-- START OF Exercise data --
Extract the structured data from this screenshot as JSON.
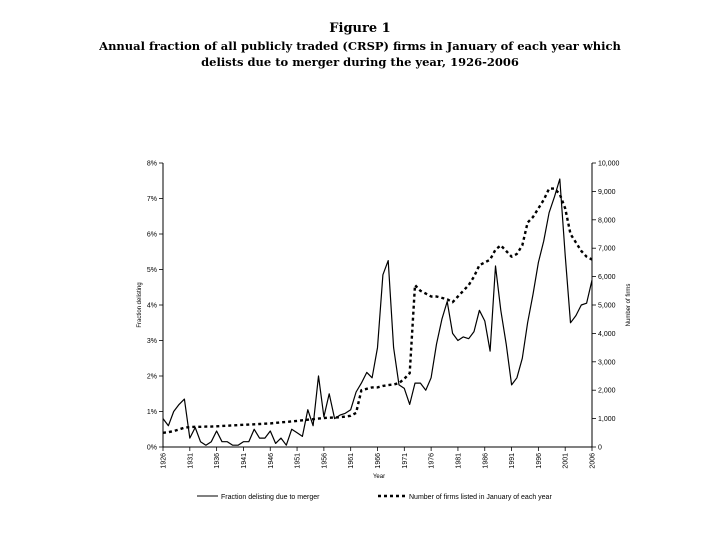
{
  "figure": {
    "label": "Figure 1",
    "caption_line1": "Annual fraction of all publicly traded (CRSP) firms in January of each year which",
    "caption_line2": "delists due to merger during the year, 1926-2006"
  },
  "chart_data": {
    "type": "line",
    "title": "Annual fraction of all publicly traded (CRSP) firms in January of each year which delists due to merger during the year, 1926-2006",
    "xlabel": "Year",
    "ylabel_left": "Fraction delisting",
    "ylabel_right": "Number of firms",
    "xlim": [
      1926,
      2006
    ],
    "ylim_left": [
      0,
      8
    ],
    "ylim_right": [
      0,
      10000
    ],
    "x_ticks": [
      "1926",
      "1931",
      "1936",
      "1941",
      "1946",
      "1951",
      "1956",
      "1961",
      "1966",
      "1971",
      "1976",
      "1981",
      "1986",
      "1991",
      "1996",
      "2001",
      "2006"
    ],
    "y_ticks_left": [
      "0%",
      "1%",
      "2%",
      "3%",
      "4%",
      "5%",
      "6%",
      "7%",
      "8%"
    ],
    "y_ticks_right": [
      "0",
      "1,000",
      "2,000",
      "3,000",
      "4,000",
      "5,000",
      "6,000",
      "7,000",
      "8,000",
      "9,000",
      "10,000"
    ],
    "legend_position": "bottom",
    "series": [
      {
        "name": "Fraction delisting due to merger",
        "axis": "left",
        "style": "solid",
        "x": [
          1926,
          1927,
          1928,
          1929,
          1930,
          1931,
          1932,
          1933,
          1934,
          1935,
          1936,
          1937,
          1938,
          1939,
          1940,
          1941,
          1942,
          1943,
          1944,
          1945,
          1946,
          1947,
          1948,
          1949,
          1950,
          1951,
          1952,
          1953,
          1954,
          1955,
          1956,
          1957,
          1958,
          1959,
          1960,
          1961,
          1962,
          1963,
          1964,
          1965,
          1966,
          1967,
          1968,
          1969,
          1970,
          1971,
          1972,
          1973,
          1974,
          1975,
          1976,
          1977,
          1978,
          1979,
          1980,
          1981,
          1982,
          1983,
          1984,
          1985,
          1986,
          1987,
          1988,
          1989,
          1990,
          1991,
          1992,
          1993,
          1994,
          1995,
          1996,
          1997,
          1998,
          1999,
          2000,
          2001,
          2002,
          2003,
          2004,
          2005,
          2006
        ],
        "values": [
          0.8,
          0.6,
          1.0,
          1.2,
          1.35,
          0.25,
          0.55,
          0.15,
          0.05,
          0.15,
          0.45,
          0.15,
          0.15,
          0.05,
          0.05,
          0.15,
          0.15,
          0.5,
          0.25,
          0.25,
          0.45,
          0.1,
          0.25,
          0.05,
          0.5,
          0.4,
          0.3,
          1.05,
          0.6,
          2.0,
          0.85,
          1.5,
          0.8,
          0.9,
          0.95,
          1.05,
          1.55,
          1.8,
          2.1,
          1.95,
          2.8,
          4.85,
          5.25,
          2.8,
          1.75,
          1.65,
          1.2,
          1.8,
          1.8,
          1.6,
          1.95,
          2.9,
          3.6,
          4.1,
          3.2,
          3.0,
          3.1,
          3.05,
          3.25,
          3.85,
          3.55,
          2.7,
          5.1,
          3.85,
          2.9,
          1.75,
          1.95,
          2.5,
          3.5,
          4.3,
          5.2,
          5.8,
          6.6,
          7.05,
          7.55,
          5.4,
          3.5,
          3.7,
          4.0,
          4.05,
          4.7
        ]
      },
      {
        "name": "Number of firms listed in January of each year",
        "axis": "right",
        "style": "dashed",
        "x": [
          1926,
          1927,
          1928,
          1929,
          1930,
          1931,
          1932,
          1933,
          1934,
          1935,
          1936,
          1937,
          1938,
          1939,
          1940,
          1941,
          1942,
          1943,
          1944,
          1945,
          1946,
          1947,
          1948,
          1949,
          1950,
          1951,
          1952,
          1953,
          1954,
          1955,
          1956,
          1957,
          1958,
          1959,
          1960,
          1961,
          1962,
          1963,
          1964,
          1965,
          1966,
          1967,
          1968,
          1969,
          1970,
          1971,
          1972,
          1973,
          1974,
          1975,
          1976,
          1977,
          1978,
          1979,
          1980,
          1981,
          1982,
          1983,
          1984,
          1985,
          1986,
          1987,
          1988,
          1989,
          1990,
          1991,
          1992,
          1993,
          1994,
          1995,
          1996,
          1997,
          1998,
          1999,
          2000,
          2001,
          2002,
          2003,
          2004,
          2005,
          2006
        ],
        "values": [
          500,
          520,
          560,
          620,
          680,
          700,
          710,
          710,
          720,
          720,
          730,
          740,
          750,
          760,
          770,
          780,
          790,
          800,
          810,
          820,
          830,
          850,
          870,
          880,
          900,
          920,
          940,
          960,
          980,
          1000,
          1020,
          1030,
          1040,
          1050,
          1070,
          1100,
          1200,
          2000,
          2050,
          2100,
          2100,
          2150,
          2180,
          2200,
          2250,
          2400,
          2600,
          5700,
          5500,
          5400,
          5300,
          5300,
          5250,
          5200,
          5100,
          5300,
          5500,
          5700,
          6000,
          6400,
          6500,
          6600,
          6950,
          7100,
          6900,
          6700,
          6800,
          7100,
          7900,
          8100,
          8400,
          8700,
          9100,
          9100,
          8900,
          8400,
          7500,
          7200,
          6900,
          6700,
          6600
        ]
      }
    ]
  }
}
-- END OF Exercise data --
▶ **Task instructions**: Transcribe the records above exactly as they appear, leaving out any pictures.

▶ **Answer to this problem**:
Extract the structured data from this screenshot as JSON.
{
  "figure": {
    "label": "Figure 1",
    "caption_line1": "Annual fraction of all publicly traded (CRSP) firms in January of each year which",
    "caption_line2": "delists due to merger during the year, 1926-2006"
  },
  "chart_data": {
    "type": "line",
    "title": "Annual fraction of all publicly traded (CRSP) firms in January of each year which delists due to merger during the year, 1926-2006",
    "xlabel": "Year",
    "ylabel_left": "Fraction delisting",
    "ylabel_right": "Number of firms",
    "xlim": [
      1926,
      2006
    ],
    "ylim_left": [
      0,
      8
    ],
    "ylim_right": [
      0,
      10000
    ],
    "x_ticks": [
      "1926",
      "1931",
      "1936",
      "1941",
      "1946",
      "1951",
      "1956",
      "1961",
      "1966",
      "1971",
      "1976",
      "1981",
      "1986",
      "1991",
      "1996",
      "2001",
      "2006"
    ],
    "y_ticks_left": [
      "0%",
      "1%",
      "2%",
      "3%",
      "4%",
      "5%",
      "6%",
      "7%",
      "8%"
    ],
    "y_ticks_right": [
      "0",
      "1,000",
      "2,000",
      "3,000",
      "4,000",
      "5,000",
      "6,000",
      "7,000",
      "8,000",
      "9,000",
      "10,000"
    ],
    "legend_position": "bottom",
    "series": [
      {
        "name": "Fraction delisting due to merger",
        "axis": "left",
        "style": "solid",
        "x": [
          1926,
          1927,
          1928,
          1929,
          1930,
          1931,
          1932,
          1933,
          1934,
          1935,
          1936,
          1937,
          1938,
          1939,
          1940,
          1941,
          1942,
          1943,
          1944,
          1945,
          1946,
          1947,
          1948,
          1949,
          1950,
          1951,
          1952,
          1953,
          1954,
          1955,
          1956,
          1957,
          1958,
          1959,
          1960,
          1961,
          1962,
          1963,
          1964,
          1965,
          1966,
          1967,
          1968,
          1969,
          1970,
          1971,
          1972,
          1973,
          1974,
          1975,
          1976,
          1977,
          1978,
          1979,
          1980,
          1981,
          1982,
          1983,
          1984,
          1985,
          1986,
          1987,
          1988,
          1989,
          1990,
          1991,
          1992,
          1993,
          1994,
          1995,
          1996,
          1997,
          1998,
          1999,
          2000,
          2001,
          2002,
          2003,
          2004,
          2005,
          2006
        ],
        "values": [
          0.8,
          0.6,
          1.0,
          1.2,
          1.35,
          0.25,
          0.55,
          0.15,
          0.05,
          0.15,
          0.45,
          0.15,
          0.15,
          0.05,
          0.05,
          0.15,
          0.15,
          0.5,
          0.25,
          0.25,
          0.45,
          0.1,
          0.25,
          0.05,
          0.5,
          0.4,
          0.3,
          1.05,
          0.6,
          2.0,
          0.85,
          1.5,
          0.8,
          0.9,
          0.95,
          1.05,
          1.55,
          1.8,
          2.1,
          1.95,
          2.8,
          4.85,
          5.25,
          2.8,
          1.75,
          1.65,
          1.2,
          1.8,
          1.8,
          1.6,
          1.95,
          2.9,
          3.6,
          4.1,
          3.2,
          3.0,
          3.1,
          3.05,
          3.25,
          3.85,
          3.55,
          2.7,
          5.1,
          3.85,
          2.9,
          1.75,
          1.95,
          2.5,
          3.5,
          4.3,
          5.2,
          5.8,
          6.6,
          7.05,
          7.55,
          5.4,
          3.5,
          3.7,
          4.0,
          4.05,
          4.7
        ]
      },
      {
        "name": "Number of firms listed in January of each year",
        "axis": "right",
        "style": "dashed",
        "x": [
          1926,
          1927,
          1928,
          1929,
          1930,
          1931,
          1932,
          1933,
          1934,
          1935,
          1936,
          1937,
          1938,
          1939,
          1940,
          1941,
          1942,
          1943,
          1944,
          1945,
          1946,
          1947,
          1948,
          1949,
          1950,
          1951,
          1952,
          1953,
          1954,
          1955,
          1956,
          1957,
          1958,
          1959,
          1960,
          1961,
          1962,
          1963,
          1964,
          1965,
          1966,
          1967,
          1968,
          1969,
          1970,
          1971,
          1972,
          1973,
          1974,
          1975,
          1976,
          1977,
          1978,
          1979,
          1980,
          1981,
          1982,
          1983,
          1984,
          1985,
          1986,
          1987,
          1988,
          1989,
          1990,
          1991,
          1992,
          1993,
          1994,
          1995,
          1996,
          1997,
          1998,
          1999,
          2000,
          2001,
          2002,
          2003,
          2004,
          2005,
          2006
        ],
        "values": [
          500,
          520,
          560,
          620,
          680,
          700,
          710,
          710,
          720,
          720,
          730,
          740,
          750,
          760,
          770,
          780,
          790,
          800,
          810,
          820,
          830,
          850,
          870,
          880,
          900,
          920,
          940,
          960,
          980,
          1000,
          1020,
          1030,
          1040,
          1050,
          1070,
          1100,
          1200,
          2000,
          2050,
          2100,
          2100,
          2150,
          2180,
          2200,
          2250,
          2400,
          2600,
          5700,
          5500,
          5400,
          5300,
          5300,
          5250,
          5200,
          5100,
          5300,
          5500,
          5700,
          6000,
          6400,
          6500,
          6600,
          6950,
          7100,
          6900,
          6700,
          6800,
          7100,
          7900,
          8100,
          8400,
          8700,
          9100,
          9100,
          8900,
          8400,
          7500,
          7200,
          6900,
          6700,
          6600
        ]
      }
    ]
  }
}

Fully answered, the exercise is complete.